> **Work to be completed**
Keep only the lines where "mayikt" appears.

======== Provided entries ========

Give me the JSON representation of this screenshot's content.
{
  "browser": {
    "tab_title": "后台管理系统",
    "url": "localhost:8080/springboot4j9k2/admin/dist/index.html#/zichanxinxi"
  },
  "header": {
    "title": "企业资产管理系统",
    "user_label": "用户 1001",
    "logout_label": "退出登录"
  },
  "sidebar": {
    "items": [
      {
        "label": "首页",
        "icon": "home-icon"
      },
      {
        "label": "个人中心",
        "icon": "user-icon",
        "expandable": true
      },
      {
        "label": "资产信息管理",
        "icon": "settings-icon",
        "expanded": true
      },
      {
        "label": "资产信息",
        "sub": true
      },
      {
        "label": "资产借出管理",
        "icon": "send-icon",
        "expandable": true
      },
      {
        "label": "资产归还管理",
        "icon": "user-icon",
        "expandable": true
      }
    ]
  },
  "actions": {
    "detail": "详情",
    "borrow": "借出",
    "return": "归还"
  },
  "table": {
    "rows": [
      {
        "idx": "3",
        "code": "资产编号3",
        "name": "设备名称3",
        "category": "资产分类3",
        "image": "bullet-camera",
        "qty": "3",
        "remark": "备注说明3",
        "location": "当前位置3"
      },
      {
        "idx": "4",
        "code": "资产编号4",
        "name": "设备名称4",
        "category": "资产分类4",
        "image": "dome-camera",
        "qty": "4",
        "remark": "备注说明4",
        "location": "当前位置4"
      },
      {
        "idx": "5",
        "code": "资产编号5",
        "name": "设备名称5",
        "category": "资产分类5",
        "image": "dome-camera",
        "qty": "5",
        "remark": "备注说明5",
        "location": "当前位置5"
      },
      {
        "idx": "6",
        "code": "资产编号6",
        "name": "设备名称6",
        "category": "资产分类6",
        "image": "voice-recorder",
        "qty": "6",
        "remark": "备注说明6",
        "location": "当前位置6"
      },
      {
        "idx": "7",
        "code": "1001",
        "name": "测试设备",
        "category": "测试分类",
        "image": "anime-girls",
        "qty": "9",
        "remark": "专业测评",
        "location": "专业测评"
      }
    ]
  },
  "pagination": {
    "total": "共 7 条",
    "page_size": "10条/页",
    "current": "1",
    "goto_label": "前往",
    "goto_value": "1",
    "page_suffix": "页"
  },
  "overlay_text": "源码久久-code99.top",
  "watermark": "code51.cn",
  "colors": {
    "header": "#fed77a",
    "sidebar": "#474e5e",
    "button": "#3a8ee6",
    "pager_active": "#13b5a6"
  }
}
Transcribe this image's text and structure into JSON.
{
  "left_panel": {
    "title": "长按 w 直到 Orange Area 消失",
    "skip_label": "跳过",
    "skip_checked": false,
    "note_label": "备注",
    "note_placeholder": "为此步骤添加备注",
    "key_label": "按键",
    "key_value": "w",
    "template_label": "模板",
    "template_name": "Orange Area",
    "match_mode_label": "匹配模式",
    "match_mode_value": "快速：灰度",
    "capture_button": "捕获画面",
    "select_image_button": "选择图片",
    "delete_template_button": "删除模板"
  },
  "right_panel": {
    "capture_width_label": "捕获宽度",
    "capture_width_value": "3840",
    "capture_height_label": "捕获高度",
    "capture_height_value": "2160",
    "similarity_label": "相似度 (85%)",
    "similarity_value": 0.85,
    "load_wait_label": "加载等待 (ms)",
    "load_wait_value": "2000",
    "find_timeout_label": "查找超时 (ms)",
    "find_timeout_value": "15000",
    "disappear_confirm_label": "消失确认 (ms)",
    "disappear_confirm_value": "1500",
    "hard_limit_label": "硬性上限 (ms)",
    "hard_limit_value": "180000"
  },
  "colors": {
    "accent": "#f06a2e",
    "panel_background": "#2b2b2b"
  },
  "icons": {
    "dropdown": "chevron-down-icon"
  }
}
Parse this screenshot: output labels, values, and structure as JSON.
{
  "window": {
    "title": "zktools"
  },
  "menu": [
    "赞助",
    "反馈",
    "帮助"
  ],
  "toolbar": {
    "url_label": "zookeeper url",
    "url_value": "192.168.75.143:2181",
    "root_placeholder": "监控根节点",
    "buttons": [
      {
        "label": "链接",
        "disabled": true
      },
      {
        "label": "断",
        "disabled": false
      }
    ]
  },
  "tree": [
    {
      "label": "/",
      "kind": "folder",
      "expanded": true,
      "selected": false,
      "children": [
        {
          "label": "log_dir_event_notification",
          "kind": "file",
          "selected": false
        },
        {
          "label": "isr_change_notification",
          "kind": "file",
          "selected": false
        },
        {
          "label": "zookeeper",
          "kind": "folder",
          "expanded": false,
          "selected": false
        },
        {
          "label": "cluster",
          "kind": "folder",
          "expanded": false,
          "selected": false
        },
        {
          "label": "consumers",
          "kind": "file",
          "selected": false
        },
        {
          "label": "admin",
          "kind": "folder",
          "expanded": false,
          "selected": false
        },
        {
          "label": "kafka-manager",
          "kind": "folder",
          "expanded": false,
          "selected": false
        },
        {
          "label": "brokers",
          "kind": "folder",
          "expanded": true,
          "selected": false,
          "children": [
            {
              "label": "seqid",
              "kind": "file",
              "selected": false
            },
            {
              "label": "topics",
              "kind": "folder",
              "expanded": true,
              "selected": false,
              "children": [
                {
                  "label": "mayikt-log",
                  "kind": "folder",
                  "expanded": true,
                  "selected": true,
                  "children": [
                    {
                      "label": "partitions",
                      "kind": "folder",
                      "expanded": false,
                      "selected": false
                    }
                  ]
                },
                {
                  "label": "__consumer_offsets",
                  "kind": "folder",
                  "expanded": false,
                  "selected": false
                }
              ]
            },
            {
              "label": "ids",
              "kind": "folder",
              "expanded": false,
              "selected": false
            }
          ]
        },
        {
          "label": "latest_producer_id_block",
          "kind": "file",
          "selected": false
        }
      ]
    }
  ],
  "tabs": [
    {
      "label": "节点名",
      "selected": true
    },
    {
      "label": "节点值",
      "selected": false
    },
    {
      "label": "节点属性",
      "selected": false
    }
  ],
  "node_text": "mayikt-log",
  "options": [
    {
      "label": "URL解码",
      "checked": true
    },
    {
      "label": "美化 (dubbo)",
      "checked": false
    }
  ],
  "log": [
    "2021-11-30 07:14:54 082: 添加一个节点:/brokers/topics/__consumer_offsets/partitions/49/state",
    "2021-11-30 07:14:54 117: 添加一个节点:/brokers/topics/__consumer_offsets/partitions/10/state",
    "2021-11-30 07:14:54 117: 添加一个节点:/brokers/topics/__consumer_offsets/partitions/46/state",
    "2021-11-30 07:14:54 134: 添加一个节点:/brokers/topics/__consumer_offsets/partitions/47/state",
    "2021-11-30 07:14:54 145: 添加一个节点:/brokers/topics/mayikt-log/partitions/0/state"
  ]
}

========

> **Reply to the task**
                  "label": "mayikt-log",
  "node_text": "mayikt-log",
    "2021-11-30 07:14:54 145: 添加一个节点:/brokers/topics/mayikt-log/partitions/0/state"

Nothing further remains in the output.